--- begin DATA ROWS ---

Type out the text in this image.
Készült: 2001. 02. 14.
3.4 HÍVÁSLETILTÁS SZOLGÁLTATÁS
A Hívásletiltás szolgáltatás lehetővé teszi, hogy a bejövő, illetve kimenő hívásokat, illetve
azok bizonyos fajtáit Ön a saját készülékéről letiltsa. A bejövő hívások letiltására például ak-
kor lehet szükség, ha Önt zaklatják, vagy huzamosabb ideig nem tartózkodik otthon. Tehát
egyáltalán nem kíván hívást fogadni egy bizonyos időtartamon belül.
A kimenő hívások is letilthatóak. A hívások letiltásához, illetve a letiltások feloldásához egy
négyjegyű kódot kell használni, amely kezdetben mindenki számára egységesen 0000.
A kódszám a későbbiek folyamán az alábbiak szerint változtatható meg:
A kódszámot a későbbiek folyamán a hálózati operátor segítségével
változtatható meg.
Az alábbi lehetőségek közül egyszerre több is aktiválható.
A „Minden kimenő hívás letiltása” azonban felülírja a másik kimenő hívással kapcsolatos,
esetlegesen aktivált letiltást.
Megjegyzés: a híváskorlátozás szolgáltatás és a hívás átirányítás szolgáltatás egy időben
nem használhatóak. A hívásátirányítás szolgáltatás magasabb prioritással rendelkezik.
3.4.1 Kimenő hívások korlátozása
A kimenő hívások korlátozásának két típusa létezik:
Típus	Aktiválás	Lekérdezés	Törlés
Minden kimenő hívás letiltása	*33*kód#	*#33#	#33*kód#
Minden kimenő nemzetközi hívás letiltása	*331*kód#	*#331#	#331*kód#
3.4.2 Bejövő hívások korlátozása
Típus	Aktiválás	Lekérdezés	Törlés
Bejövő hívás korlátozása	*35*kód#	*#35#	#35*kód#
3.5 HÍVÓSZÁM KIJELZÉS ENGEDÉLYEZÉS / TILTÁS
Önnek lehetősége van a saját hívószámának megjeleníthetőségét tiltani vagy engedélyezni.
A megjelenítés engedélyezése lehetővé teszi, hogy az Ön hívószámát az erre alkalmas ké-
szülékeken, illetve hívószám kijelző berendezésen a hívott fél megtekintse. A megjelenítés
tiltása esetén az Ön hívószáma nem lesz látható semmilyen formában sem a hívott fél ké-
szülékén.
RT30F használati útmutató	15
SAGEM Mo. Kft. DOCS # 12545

--- end DATA ROWS ---

TASK GOAL: Output the complete data exactly as written.

RESPONSE TO THIS EXERCISE:
Type out the text in this image.
Készült: 2001. 02. 14.
3.4 HÍVÁSLETILTÁS SZOLGÁLTATÁS
A Hívásletiltás szolgáltatás lehetővé teszi, hogy a bejövő, illetve kimenő hívásokat, illetve
azok bizonyos fajtáit Ön a saját készülékéről letiltsa. A bejövő hívások letiltására például ak-
kor lehet szükség, ha Önt zaklatják, vagy huzamosabb ideig nem tartózkodik otthon. Tehát
egyáltalán nem kíván hívást fogadni egy bizonyos időtartamon belül.
A kimenő hívások is letilthatóak. A hívások letiltásához, illetve a letiltások feloldásához egy
négyjegyű kódot kell használni, amely kezdetben mindenki számára egységesen 0000.
A kódszám a későbbiek folyamán az alábbiak szerint változtatható meg:
A kódszámot a későbbiek folyamán a hálózati operátor segítségével
változtatható meg.
Az alábbi lehetőségek közül egyszerre több is aktiválható.
A „Minden kimenő hívás letiltása” azonban felülírja a másik kimenő hívással kapcsolatos,
esetlegesen aktivált letiltást.
Megjegyzés: a híváskorlátozás szolgáltatás és a hívás átirányítás szolgáltatás egy időben
nem használhatóak. A hívásátirányítás szolgáltatás magasabb prioritással rendelkezik.
3.4.1 Kimenő hívások korlátozása
A kimenő hívások korlátozásának két típusa létezik:
Típus	Aktiválás	Lekérdezés	Törlés
Minden kimenő hívás letiltása	*33*kód#	*#33#	#33*kód#
Minden kimenő nemzetközi hívás letiltása	*331*kód#	*#331#	#331*kód#
3.4.2 Bejövő hívások korlátozása
Típus	Aktiválás	Lekérdezés	Törlés
Bejövő hívás korlátozása	*35*kód#	*#35#	#35*kód#
3.5 HÍVÓSZÁM KIJELZÉS ENGEDÉLYEZÉS / TILTÁS
Önnek lehetősége van a saját hívószámának megjeleníthetőségét tiltani vagy engedélyezni.
A megjelenítés engedélyezése lehetővé teszi, hogy az Ön hívószámát az erre alkalmas ké-
szülékeken, illetve hívószám kijelző berendezésen a hívott fél megtekintse. A megjelenítés
tiltása esetén az Ön hívószáma nem lesz látható semmilyen formában sem a hívott fél ké-
szülékén.
RT30F használati útmutató	15
SAGEM Mo. Kft. DOCS # 12545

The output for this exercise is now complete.